▸ WHAT THIS TASK INVOLVES:
Only an exact, line-for-line copy of the data will serve as the answer.

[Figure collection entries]
* * * * * * * * *

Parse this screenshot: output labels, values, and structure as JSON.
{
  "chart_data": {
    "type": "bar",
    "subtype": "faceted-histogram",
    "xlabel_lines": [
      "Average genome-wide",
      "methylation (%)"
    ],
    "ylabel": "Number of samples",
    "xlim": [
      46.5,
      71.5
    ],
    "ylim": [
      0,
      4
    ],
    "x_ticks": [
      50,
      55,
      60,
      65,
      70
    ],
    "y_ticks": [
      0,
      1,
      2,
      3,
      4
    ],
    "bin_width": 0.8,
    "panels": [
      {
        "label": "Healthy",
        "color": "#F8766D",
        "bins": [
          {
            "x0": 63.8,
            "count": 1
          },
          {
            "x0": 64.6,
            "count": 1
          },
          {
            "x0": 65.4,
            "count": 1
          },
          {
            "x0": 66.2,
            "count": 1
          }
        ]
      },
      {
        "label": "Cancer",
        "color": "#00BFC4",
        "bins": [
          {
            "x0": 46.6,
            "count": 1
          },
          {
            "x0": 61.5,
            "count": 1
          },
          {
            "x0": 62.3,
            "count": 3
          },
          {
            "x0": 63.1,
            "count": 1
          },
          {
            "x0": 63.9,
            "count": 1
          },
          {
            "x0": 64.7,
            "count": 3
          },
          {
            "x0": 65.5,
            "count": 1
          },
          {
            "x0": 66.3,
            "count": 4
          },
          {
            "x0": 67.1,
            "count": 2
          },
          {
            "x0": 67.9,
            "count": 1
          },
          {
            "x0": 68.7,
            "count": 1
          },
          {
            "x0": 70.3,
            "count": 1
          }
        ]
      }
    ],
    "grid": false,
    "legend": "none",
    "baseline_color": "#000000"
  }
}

* * * * * * * * *

▸ SOLUTION TO THIS TASK:
Parse this screenshot: output labels, values, and structure as JSON.
{
  "chart_data": {
    "type": "bar",
    "subtype": "faceted-histogram",
    "xlabel_lines": [
      "Average genome-wide",
      "methylation (%)"
    ],
    "ylabel": "Number of samples",
    "xlim": [
      46.5,
      71.5
    ],
    "ylim": [
      0,
      4
    ],
    "x_ticks": [
      50,
      55,
      60,
      65,
      70
    ],
    "y_ticks": [
      0,
      1,
      2,
      3,
      4
    ],
    "bin_width": 0.8,
    "panels": [
      {
        "label": "Healthy",
        "color": "#F8766D",
        "bins": [
          {
            "x0": 63.8,
            "count": 1
          },
          {
            "x0": 64.6,
            "count": 1
          },
          {
            "x0": 65.4,
            "count": 1
          },
          {
            "x0": 66.2,
            "count": 1
          }
        ]
      },
      {
        "label": "Cancer",
        "color": "#00BFC4",
        "bins": [
          {
            "x0": 46.6,
            "count": 1
          },
          {
            "x0": 61.5,
            "count": 1
          },
          {
            "x0": 62.3,
            "count": 3
          },
          {
            "x0": 63.1,
            "count": 1
          },
          {
            "x0": 63.9,
            "count": 1
          },
          {
            "x0": 64.7,
            "count": 3
          },
          {
            "x0": 65.5,
            "count": 1
          },
          {
            "x0": 66.3,
            "count": 4
          },
          {
            "x0": 67.1,
            "count": 2
          },
          {
            "x0": 67.9,
            "count": 1
          },
          {
            "x0": 68.7,
            "count": 1
          },
          {
            "x0": 70.3,
            "count": 1
          }
        ]
      }
    ],
    "grid": false,
    "legend": "none",
    "baseline_color": "#000000"
  }
}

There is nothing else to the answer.